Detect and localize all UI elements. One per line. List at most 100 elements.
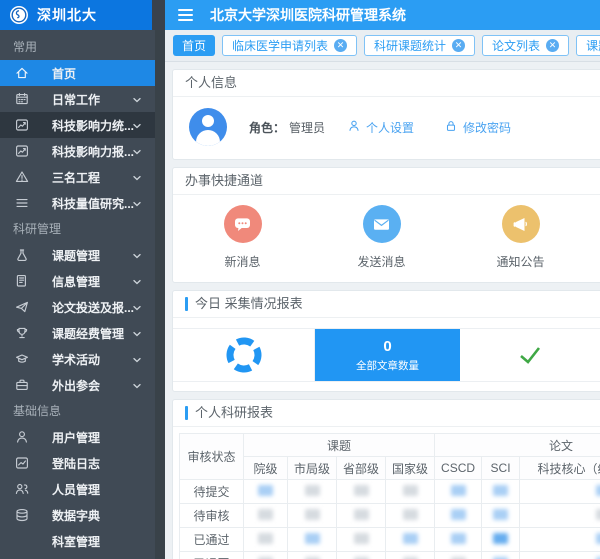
sidebar-item[interactable]: 信息管理 bbox=[0, 268, 155, 294]
sidebar-item[interactable]: 外出参会 bbox=[0, 372, 155, 398]
tab[interactable]: 首页 bbox=[173, 35, 215, 56]
report-cell bbox=[435, 480, 482, 504]
sidebar-item[interactable]: 人员管理 bbox=[0, 476, 155, 502]
sidebar-item[interactable]: 论文投送及报... bbox=[0, 294, 155, 320]
masked-value bbox=[354, 485, 369, 496]
stat-box-check bbox=[460, 329, 600, 381]
masked-value bbox=[596, 485, 600, 496]
report-cell bbox=[386, 504, 435, 528]
sidebar-item[interactable]: 课题管理 bbox=[0, 242, 155, 268]
sidebar-item[interactable]: 三名工程 bbox=[0, 164, 155, 190]
change-password-link[interactable]: 修改密码 bbox=[444, 119, 511, 136]
masked-value bbox=[305, 485, 320, 496]
sidebar-item[interactable]: 学术活动 bbox=[0, 346, 155, 372]
masked-value bbox=[403, 485, 418, 496]
sidebar-item[interactable]: 登陆日志 bbox=[0, 450, 155, 476]
sidebar-gutter bbox=[152, 0, 165, 30]
personal-info-header: 个人信息 bbox=[173, 70, 600, 97]
report-cell bbox=[435, 528, 482, 552]
research-report-header: 个人科研报表 bbox=[173, 400, 600, 427]
user-icon bbox=[14, 429, 30, 445]
masked-value bbox=[493, 533, 508, 544]
app-title: 北京大学深圳医院科研管理系统 bbox=[210, 5, 406, 25]
report-cell bbox=[386, 480, 435, 504]
table-row: 待审核 bbox=[180, 504, 600, 528]
sidebar-item[interactable]: 科室管理 bbox=[0, 528, 155, 554]
masked-value bbox=[596, 533, 600, 544]
quick-action-label: 通知公告 bbox=[496, 253, 544, 270]
user-outline-icon bbox=[347, 119, 361, 136]
sidebar-item[interactable]: 科技影响力统... bbox=[0, 112, 155, 138]
sidebar-item-label: 论文投送及报... bbox=[52, 299, 134, 316]
tab[interactable]: 科研课题统计✕ bbox=[364, 35, 475, 56]
tab[interactable]: 论文列表 ✕ bbox=[482, 35, 569, 56]
paper-plane-icon bbox=[14, 299, 30, 315]
sidebar-item[interactable]: 日常工作 bbox=[0, 86, 155, 112]
sidebar-item-label: 人员管理 bbox=[52, 481, 100, 498]
blank-icon bbox=[14, 533, 30, 549]
sidebar-item[interactable]: 用户管理 bbox=[0, 424, 155, 450]
corner-header: 审核状态 bbox=[180, 434, 244, 480]
row-label: 已退回 bbox=[180, 552, 244, 559]
calendar-icon bbox=[14, 91, 30, 107]
menu-toggle-icon[interactable] bbox=[178, 9, 193, 21]
row-label: 待提交 bbox=[180, 480, 244, 504]
sidebar-section-label: 科研管理 bbox=[0, 216, 165, 242]
quick-action[interactable]: 新消息 bbox=[173, 205, 312, 270]
chevron-down-icon bbox=[131, 119, 143, 131]
report-cell bbox=[288, 552, 337, 559]
report-cell bbox=[337, 504, 386, 528]
home-icon bbox=[14, 65, 30, 81]
chat-bubble-icon bbox=[224, 205, 262, 243]
masked-value bbox=[305, 509, 320, 520]
column-header: CSCD bbox=[435, 457, 482, 480]
card-title: 办事快捷通道 bbox=[185, 168, 263, 194]
quick-channel-card: 办事快捷通道 新消息发送消息通知公告 bbox=[172, 167, 600, 283]
tab[interactable]: 临床医学申请列表✕ bbox=[222, 35, 357, 56]
sidebar-item[interactable]: 科技量值研究... bbox=[0, 190, 155, 216]
warning-triangle-icon bbox=[14, 169, 30, 185]
stat-box-donut bbox=[173, 329, 315, 381]
masked-value bbox=[451, 533, 466, 544]
masked-value bbox=[596, 509, 600, 520]
masked-value bbox=[493, 509, 508, 520]
sidebar-item[interactable]: 权限管理 bbox=[0, 554, 155, 559]
tab[interactable]: 课题费用报表✕ bbox=[576, 35, 600, 56]
role-line: 角色：管理员 bbox=[249, 119, 325, 136]
header-bar: 北京大学深圳医院科研管理系统 bbox=[165, 0, 600, 30]
personal-settings-link[interactable]: 个人设置 bbox=[347, 119, 414, 136]
personal-info-card: 个人信息 角色：管理员 个人设置 修改密码 bbox=[172, 69, 600, 160]
sidebar-item-label: 用户管理 bbox=[52, 429, 100, 446]
sidebar-item[interactable]: 首页 bbox=[0, 60, 155, 86]
tab-close-icon[interactable]: ✕ bbox=[546, 39, 559, 52]
quick-action[interactable]: 通知公告 bbox=[451, 205, 590, 270]
lock-icon bbox=[444, 119, 458, 136]
tab-close-icon[interactable]: ✕ bbox=[334, 39, 347, 52]
masked-value bbox=[354, 533, 369, 544]
sidebar-item-label: 科技影响力报... bbox=[52, 143, 134, 160]
chevron-down-icon bbox=[131, 353, 143, 365]
tab-label: 论文列表 bbox=[492, 37, 540, 54]
envelope-icon bbox=[363, 205, 401, 243]
sidebar-item-label: 科技量值研究... bbox=[52, 195, 134, 212]
accent-bar bbox=[185, 406, 188, 420]
donut-spinner-icon bbox=[224, 335, 264, 375]
sidebar-item[interactable]: 数据字典 bbox=[0, 502, 155, 528]
chevron-down-icon bbox=[131, 145, 143, 157]
report-cell bbox=[288, 504, 337, 528]
profile-links: 个人设置 修改密码 bbox=[347, 119, 511, 136]
sidebar-item[interactable]: 科技影响力报... bbox=[0, 138, 155, 164]
megaphone-icon bbox=[502, 205, 540, 243]
report-cell bbox=[244, 480, 288, 504]
column-header: 科技核心（统计源）期刊 bbox=[520, 457, 600, 480]
research-report-table: 审核状态课题论文院级市局级省部级国家级CSCDSCI科技核心（统计源）期刊待提交… bbox=[179, 433, 600, 559]
sidebar-item[interactable]: 课题经费管理 bbox=[0, 320, 155, 346]
graduation-cap-icon bbox=[14, 351, 30, 367]
tab-close-icon[interactable]: ✕ bbox=[452, 39, 465, 52]
trend-chart-icon bbox=[14, 117, 30, 133]
report-cell bbox=[244, 504, 288, 528]
avatar bbox=[189, 108, 227, 146]
report-cell bbox=[482, 528, 520, 552]
chevron-down-icon bbox=[131, 93, 143, 105]
quick-action[interactable]: 发送消息 bbox=[312, 205, 451, 270]
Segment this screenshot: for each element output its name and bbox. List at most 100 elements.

********************

**TASK OBJECTIVE:**
Convert the lines above into a JSON list of strings, one string per line, with blank lines and pictures left out.

**SOLUTION FOR THIS EXERCISE:**
[
  "Detect and localize all UI elements. One per line. List at most 100 elements.",
  "sidebar-item[interactable]: 信息管理 bbox=[0, 268, 155, 294]",
  "sidebar-item[interactable]: 外出参会 bbox=[0, 372, 155, 398]",
  "tab[interactable]: 首页 bbox=[173, 35, 215, 56]",
  "report-cell bbox=[435, 480, 482, 504]",
  "sidebar-item[interactable]: 人员管理 bbox=[0, 476, 155, 502]",
  "sidebar-item[interactable]: 论文投送及报... bbox=[0, 294, 155, 320]",
  "masked-value bbox=[354, 485, 369, 496]",
  "stat-box-check bbox=[460, 329, 600, 381]",
  "masked-value bbox=[596, 485, 600, 496]",
  "report-cell bbox=[386, 504, 435, 528]",
  "sidebar-item[interactable]: 课题管理 bbox=[0, 242, 155, 268]",
  "sidebar-item[interactable]: 三名工程 bbox=[0, 164, 155, 190]",
  "change-password-link[interactable]: 修改密码 bbox=[444, 119, 511, 136]",
  "masked-value bbox=[305, 485, 320, 496]",
  "sidebar-item[interactable]: 学术活动 bbox=[0, 346, 155, 372]",
  "masked-value bbox=[403, 485, 418, 496]",
  "sidebar-item[interactable]: 登陆日志 bbox=[0, 450, 155, 476]",
  "sidebar-gutter bbox=[152, 0, 165, 30]",
  "personal-info-header: 个人信息 bbox=[173, 70, 600, 97]",
  "report-cell bbox=[435, 528, 482, 552]",
  "research-report-header: 个人科研报表 bbox=[173, 400, 600, 427]",
  "user-icon bbox=[14, 429, 30, 445]",
  "masked-value bbox=[493, 533, 508, 544]",
  "app-title: 北京大学深圳医院科研管理系统 bbox=[210, 5, 406, 25]",
  "report-cell bbox=[386, 480, 435, 504]",
  "table-row: 待审核 bbox=[180, 504, 600, 528]",
  "sidebar-item[interactable]: 科室管理 bbox=[0, 528, 155, 554]",
  "masked-value bbox=[596, 533, 600, 544]",
  "quick-action-label: 通知公告 bbox=[496, 253, 544, 270]",
  "user-outline-icon bbox=[347, 119, 361, 136]",
  "sidebar-item[interactable]: 科技影响力统... bbox=[0, 112, 155, 138]",
  "sidebar-item-label: 论文投送及报... bbox=[52, 299, 134, 316]",
  "tab[interactable]: 科研课题统计✕ bbox=[364, 35, 475, 56]",
  "tab[interactable]: 论文列表 ✕ bbox=[482, 35, 569, 56]",
  "paper-plane-icon bbox=[14, 299, 30, 315]",
  "sidebar-item[interactable]: 日常工作 bbox=[0, 86, 155, 112]",
  "sidebar-item-label: 人员管理 bbox=[52, 481, 100, 498]",
  "blank-icon bbox=[14, 533, 30, 549]",
  "sidebar-item[interactable]: 用户管理 bbox=[0, 424, 155, 450]",
  "corner-header: 审核状态 bbox=[180, 434, 244, 480]",
  "row-label: 已退回 bbox=[180, 552, 244, 559]",
  "calendar-icon bbox=[14, 91, 30, 107]",
  "menu-toggle-icon[interactable] bbox=[178, 9, 193, 21]",
  "row-label: 待提交 bbox=[180, 480, 244, 504]",
  "sidebar-section-label: 科研管理 bbox=[0, 216, 165, 242]",
  "quick-action[interactable]: 新消息 bbox=[173, 205, 312, 270]",
  "chevron-down-icon bbox=[131, 119, 143, 131]",
  "report-cell bbox=[288, 552, 337, 559]",
  "report-cell bbox=[337, 504, 386, 528]",
  "home-icon bbox=[14, 65, 30, 81]",
  "chat-bubble-icon bbox=[224, 205, 262, 243]",
  "masked-value bbox=[305, 509, 320, 520]",
  "column-header: CSCD bbox=[435, 457, 482, 480]",
  "card-title: 办事快捷通道 bbox=[185, 168, 263, 194]",
  "quick-channel-card: 办事快捷通道 新消息发送消息通知公告 bbox=[172, 167, 600, 283]",
  "tab[interactable]: 临床医学申请列表✕ bbox=[222, 35, 357, 56]",
  "sidebar-item[interactable]: 科技量值研究... bbox=[0, 190, 155, 216]",
  "warning-triangle-icon bbox=[14, 169, 30, 185]",
  "stat-box-donut bbox=[173, 329, 315, 381]",
  "masked-value bbox=[451, 533, 466, 544]",
  "masked-value bbox=[596, 509, 600, 520]",
  "masked-value bbox=[493, 509, 508, 520]",
  "sidebar-item[interactable]: 权限管理 bbox=[0, 554, 155, 559]",
  "tab[interactable]: 课题费用报表✕ bbox=[576, 35, 600, 56]",
  "role-line: 角色：管理员 bbox=[249, 119, 325, 136]",
  "header-bar: 北京大学深圳医院科研管理系统 bbox=[165, 0, 600, 30]",
  "personal-settings-link[interactable]: 个人设置 bbox=[347, 119, 414, 136]",
  "personal-info-card: 个人信息 角色：管理员 个人设置 修改密码 bbox=[172, 69, 600, 160]",
  "sidebar-item-label: 用户管理 bbox=[52, 429, 100, 446]",
  "sidebar-item[interactable]: 首页 bbox=[0, 60, 155, 86]",
  "tab-close-icon[interactable]: ✕ bbox=[546, 39, 559, 52]",
  "quick-action[interactable]: 通知公告 bbox=[451, 205, 590, 270]",
  "lock-icon bbox=[444, 119, 458, 136]",
  "tab-close-icon[interactable]: ✕ bbox=[334, 39, 347, 52]",
  "masked-value bbox=[354, 533, 369, 544]",
  "sidebar-item-label: 科技影响力报... bbox=[52, 143, 134, 160]",
  "chevron-down-icon bbox=[131, 353, 143, 365]",
  "tab-label: 论文列表 bbox=[492, 37, 540, 54]",
  "envelope-icon bbox=[363, 205, 401, 243]",
  "sidebar-item-label: 科技量值研究... bbox=[52, 195, 134, 212]",
  "accent-bar bbox=[185, 406, 188, 420]",
  "donut-spinner-icon bbox=[224, 335, 264, 375]",
  "sidebar-item[interactable]: 数据字典 bbox=[0, 502, 155, 528]",
  "chevron-down-icon bbox=[131, 145, 143, 157]",
  "report-cell bbox=[288, 504, 337, 528]",
  "profile-links: 个人设置 修改密码 bbox=[347, 119, 511, 136]",
  "sidebar-item[interactable]: 科技影响力报... bbox=[0, 138, 155, 164]",
  "megaphone-icon bbox=[502, 205, 540, 243]",
  "report-cell bbox=[244, 480, 288, 504]",
  "column-header: 科技核心（统计源）期刊 bbox=[520, 457, 600, 480]",
  "research-report-table: 审核状态课题论文院级市局级省部级国家级CSCDSCI科技核心（统计源）期刊待提交… bbox=[179, 433, 600, 559]",
  "sidebar-item[interactable]: 课题经费管理 bbox=[0, 320, 155, 346]",
  "graduation-cap-icon bbox=[14, 351, 30, 367]",
  "tab-close-icon[interactable]: ✕ bbox=[452, 39, 465, 52]",
  "trend-chart-icon bbox=[14, 117, 30, 133]",
  "report-cell bbox=[244, 504, 288, 528]",
  "avatar bbox=[189, 108, 227, 146]",
  "report-cell bbox=[482, 528, 520, 552]",
  "chevron-down-icon bbox=[131, 93, 143, 105]",
  "quick-action[interactable]: 发送消息 bbox=[312, 205, 451, 270]",
  "Segment this screenshot: for each element output its name and bbox. List at most 100 elements."
]